#### [Written request]
Reproduce all of the data word for word.
--- Begin Input rows ---
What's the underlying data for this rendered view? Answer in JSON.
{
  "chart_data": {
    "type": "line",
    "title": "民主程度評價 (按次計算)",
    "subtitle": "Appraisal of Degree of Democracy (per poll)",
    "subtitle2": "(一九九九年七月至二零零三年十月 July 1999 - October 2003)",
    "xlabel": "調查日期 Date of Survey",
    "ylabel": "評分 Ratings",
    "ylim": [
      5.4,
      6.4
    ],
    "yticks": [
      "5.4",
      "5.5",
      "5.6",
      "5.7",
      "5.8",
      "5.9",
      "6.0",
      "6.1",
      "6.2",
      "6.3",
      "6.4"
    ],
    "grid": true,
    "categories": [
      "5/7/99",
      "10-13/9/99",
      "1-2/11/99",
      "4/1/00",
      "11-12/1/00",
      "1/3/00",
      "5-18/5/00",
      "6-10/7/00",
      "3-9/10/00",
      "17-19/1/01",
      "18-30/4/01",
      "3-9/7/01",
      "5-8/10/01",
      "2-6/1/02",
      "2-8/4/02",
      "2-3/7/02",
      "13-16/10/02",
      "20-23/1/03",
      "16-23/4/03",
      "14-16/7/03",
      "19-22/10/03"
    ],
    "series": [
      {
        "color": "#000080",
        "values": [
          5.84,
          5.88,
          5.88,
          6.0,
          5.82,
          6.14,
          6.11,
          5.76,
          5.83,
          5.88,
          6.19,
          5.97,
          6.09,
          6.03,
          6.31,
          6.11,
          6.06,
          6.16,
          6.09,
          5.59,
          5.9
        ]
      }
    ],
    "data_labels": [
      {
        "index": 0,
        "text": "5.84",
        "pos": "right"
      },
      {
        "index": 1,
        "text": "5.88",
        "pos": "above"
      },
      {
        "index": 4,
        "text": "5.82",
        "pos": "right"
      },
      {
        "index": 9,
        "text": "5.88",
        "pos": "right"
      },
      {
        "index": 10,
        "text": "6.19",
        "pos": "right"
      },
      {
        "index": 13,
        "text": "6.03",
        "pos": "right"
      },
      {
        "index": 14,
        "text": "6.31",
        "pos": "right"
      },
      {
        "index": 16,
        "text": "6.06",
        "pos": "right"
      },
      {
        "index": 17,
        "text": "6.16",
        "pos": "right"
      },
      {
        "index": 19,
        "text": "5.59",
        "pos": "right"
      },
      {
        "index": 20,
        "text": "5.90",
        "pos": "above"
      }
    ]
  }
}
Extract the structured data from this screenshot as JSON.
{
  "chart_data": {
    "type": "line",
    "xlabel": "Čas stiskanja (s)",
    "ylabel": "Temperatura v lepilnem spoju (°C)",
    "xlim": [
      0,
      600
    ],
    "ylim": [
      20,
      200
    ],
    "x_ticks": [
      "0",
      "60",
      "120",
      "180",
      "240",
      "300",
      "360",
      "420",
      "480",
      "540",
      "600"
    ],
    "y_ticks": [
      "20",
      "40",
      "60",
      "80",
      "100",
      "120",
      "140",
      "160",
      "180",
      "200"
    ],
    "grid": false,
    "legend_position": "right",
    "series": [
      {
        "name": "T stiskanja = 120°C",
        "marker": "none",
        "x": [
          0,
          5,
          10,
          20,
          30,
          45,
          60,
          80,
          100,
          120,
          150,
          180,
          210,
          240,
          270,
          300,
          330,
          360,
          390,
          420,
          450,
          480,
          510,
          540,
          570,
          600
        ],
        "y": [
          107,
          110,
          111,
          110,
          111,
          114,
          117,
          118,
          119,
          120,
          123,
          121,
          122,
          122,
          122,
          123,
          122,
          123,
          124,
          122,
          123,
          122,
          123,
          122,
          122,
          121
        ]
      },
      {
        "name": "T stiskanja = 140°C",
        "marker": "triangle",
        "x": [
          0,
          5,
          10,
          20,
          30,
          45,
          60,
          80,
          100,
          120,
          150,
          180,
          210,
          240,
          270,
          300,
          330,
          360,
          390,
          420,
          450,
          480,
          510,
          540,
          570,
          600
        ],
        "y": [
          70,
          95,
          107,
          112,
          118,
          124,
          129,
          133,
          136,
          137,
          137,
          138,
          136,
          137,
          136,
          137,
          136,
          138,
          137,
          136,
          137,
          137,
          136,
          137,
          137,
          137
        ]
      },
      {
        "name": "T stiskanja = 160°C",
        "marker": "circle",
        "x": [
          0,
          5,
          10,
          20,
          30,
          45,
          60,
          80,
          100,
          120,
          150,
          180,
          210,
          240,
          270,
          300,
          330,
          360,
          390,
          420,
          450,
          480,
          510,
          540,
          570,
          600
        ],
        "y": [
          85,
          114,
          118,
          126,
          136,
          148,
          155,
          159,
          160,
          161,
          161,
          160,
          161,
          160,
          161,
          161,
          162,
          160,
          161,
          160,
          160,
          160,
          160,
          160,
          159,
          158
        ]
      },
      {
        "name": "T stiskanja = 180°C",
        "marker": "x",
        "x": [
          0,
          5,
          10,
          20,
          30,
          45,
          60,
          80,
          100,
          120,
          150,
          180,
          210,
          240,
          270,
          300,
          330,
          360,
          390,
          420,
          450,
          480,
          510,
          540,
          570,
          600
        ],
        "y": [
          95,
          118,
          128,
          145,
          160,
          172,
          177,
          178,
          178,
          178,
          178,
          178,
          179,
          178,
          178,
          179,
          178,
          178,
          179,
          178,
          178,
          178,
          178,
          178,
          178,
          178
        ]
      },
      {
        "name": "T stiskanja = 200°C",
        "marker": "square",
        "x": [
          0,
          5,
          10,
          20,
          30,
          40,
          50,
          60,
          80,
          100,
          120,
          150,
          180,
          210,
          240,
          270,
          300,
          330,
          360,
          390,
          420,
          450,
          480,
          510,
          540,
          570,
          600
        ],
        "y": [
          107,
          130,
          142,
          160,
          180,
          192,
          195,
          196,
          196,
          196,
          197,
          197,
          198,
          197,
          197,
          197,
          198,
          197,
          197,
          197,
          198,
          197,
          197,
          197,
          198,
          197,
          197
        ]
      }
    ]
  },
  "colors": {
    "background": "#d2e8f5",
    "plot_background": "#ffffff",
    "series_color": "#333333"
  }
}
--- End Input rows ---
#### [Response below]
What's the underlying data for this rendered view? Answer in JSON.
{
  "chart_data": {
    "type": "line",
    "title": "民主程度評價 (按次計算)",
    "subtitle": "Appraisal of Degree of Democracy (per poll)",
    "subtitle2": "(一九九九年七月至二零零三年十月 July 1999 - October 2003)",
    "xlabel": "調查日期 Date of Survey",
    "ylabel": "評分 Ratings",
    "ylim": [
      5.4,
      6.4
    ],
    "yticks": [
      "5.4",
      "5.5",
      "5.6",
      "5.7",
      "5.8",
      "5.9",
      "6.0",
      "6.1",
      "6.2",
      "6.3",
      "6.4"
    ],
    "grid": true,
    "categories": [
      "5/7/99",
      "10-13/9/99",
      "1-2/11/99",
      "4/1/00",
      "11-12/1/00",
      "1/3/00",
      "5-18/5/00",
      "6-10/7/00",
      "3-9/10/00",
      "17-19/1/01",
      "18-30/4/01",
      "3-9/7/01",
      "5-8/10/01",
      "2-6/1/02",
      "2-8/4/02",
      "2-3/7/02",
      "13-16/10/02",
      "20-23/1/03",
      "16-23/4/03",
      "14-16/7/03",
      "19-22/10/03"
    ],
    "series": [
      {
        "color": "#000080",
        "values": [
          5.84,
          5.88,
          5.88,
          6.0,
          5.82,
          6.14,
          6.11,
          5.76,
          5.83,
          5.88,
          6.19,
          5.97,
          6.09,
          6.03,
          6.31,
          6.11,
          6.06,
          6.16,
          6.09,
          5.59,
          5.9
        ]
      }
    ],
    "data_labels": [
      {
        "index": 0,
        "text": "5.84",
        "pos": "right"
      },
      {
        "index": 1,
        "text": "5.88",
        "pos": "above"
      },
      {
        "index": 4,
        "text": "5.82",
        "pos": "right"
      },
      {
        "index": 9,
        "text": "5.88",
        "pos": "right"
      },
      {
        "index": 10,
        "text": "6.19",
        "pos": "right"
      },
      {
        "index": 13,
        "text": "6.03",
        "pos": "right"
      },
      {
        "index": 14,
        "text": "6.31",
        "pos": "right"
      },
      {
        "index": 16,
        "text": "6.06",
        "pos": "right"
      },
      {
        "index": 17,
        "text": "6.16",
        "pos": "right"
      },
      {
        "index": 19,
        "text": "5.59",
        "pos": "right"
      },
      {
        "index": 20,
        "text": "5.90",
        "pos": "above"
      }
    ]
  }
}
Extract the structured data from this screenshot as JSON.
{
  "chart_data": {
    "type": "line",
    "xlabel": "Čas stiskanja (s)",
    "ylabel": "Temperatura v lepilnem spoju (°C)",
    "xlim": [
      0,
      600
    ],
    "ylim": [
      20,
      200
    ],
    "x_ticks": [
      "0",
      "60",
      "120",
      "180",
      "240",
      "300",
      "360",
      "420",
      "480",
      "540",
      "600"
    ],
    "y_ticks": [
      "20",
      "40",
      "60",
      "80",
      "100",
      "120",
      "140",
      "160",
      "180",
      "200"
    ],
    "grid": false,
    "legend_position": "right",
    "series": [
      {
        "name": "T stiskanja = 120°C",
        "marker": "none",
        "x": [
          0,
          5,
          10,
          20,
          30,
          45,
          60,
          80,
          100,
          120,
          150,
          180,
          210,
          240,
          270,
          300,
          330,
          360,
          390,
          420,
          450,
          480,
          510,
          540,
          570,
          600
        ],
        "y": [
          107,
          110,
          111,
          110,
          111,
          114,
          117,
          118,
          119,
          120,
          123,
          121,
          122,
          122,
          122,
          123,
          122,
          123,
          124,
          122,
          123,
          122,
          123,
          122,
          122,
          121
        ]
      },
      {
        "name": "T stiskanja = 140°C",
        "marker": "triangle",
        "x": [
          0,
          5,
          10,
          20,
          30,
          45,
          60,
          80,
          100,
          120,
          150,
          180,
          210,
          240,
          270,
          300,
          330,
          360,
          390,
          420,
          450,
          480,
          510,
          540,
          570,
          600
        ],
        "y": [
          70,
          95,
          107,
          112,
          118,
          124,
          129,
          133,
          136,
          137,
          137,
          138,
          136,
          137,
          136,
          137,
          136,
          138,
          137,
          136,
          137,
          137,
          136,
          137,
          137,
          137
        ]
      },
      {
        "name": "T stiskanja = 160°C",
        "marker": "circle",
        "x": [
          0,
          5,
          10,
          20,
          30,
          45,
          60,
          80,
          100,
          120,
          150,
          180,
          210,
          240,
          270,
          300,
          330,
          360,
          390,
          420,
          450,
          480,
          510,
          540,
          570,
          600
        ],
        "y": [
          85,
          114,
          118,
          126,
          136,
          148,
          155,
          159,
          160,
          161,
          161,
          160,
          161,
          160,
          161,
          161,
          162,
          160,
          161,
          160,
          160,
          160,
          160,
          160,
          159,
          158
        ]
      },
      {
        "name": "T stiskanja = 180°C",
        "marker": "x",
        "x": [
          0,
          5,
          10,
          20,
          30,
          45,
          60,
          80,
          100,
          120,
          150,
          180,
          210,
          240,
          270,
          300,
          330,
          360,
          390,
          420,
          450,
          480,
          510,
          540,
          570,
          600
        ],
        "y": [
          95,
          118,
          128,
          145,
          160,
          172,
          177,
          178,
          178,
          178,
          178,
          178,
          179,
          178,
          178,
          179,
          178,
          178,
          179,
          178,
          178,
          178,
          178,
          178,
          178,
          178
        ]
      },
      {
        "name": "T stiskanja = 200°C",
        "marker": "square",
        "x": [
          0,
          5,
          10,
          20,
          30,
          40,
          50,
          60,
          80,
          100,
          120,
          150,
          180,
          210,
          240,
          270,
          300,
          330,
          360,
          390,
          420,
          450,
          480,
          510,
          540,
          570,
          600
        ],
        "y": [
          107,
          130,
          142,
          160,
          180,
          192,
          195,
          196,
          196,
          196,
          197,
          197,
          198,
          197,
          197,
          197,
          198,
          197,
          197,
          197,
          198,
          197,
          197,
          197,
          198,
          197,
          197
        ]
      }
    ]
  },
  "colors": {
    "background": "#d2e8f5",
    "plot_background": "#ffffff",
    "series_color": "#333333"
  }
}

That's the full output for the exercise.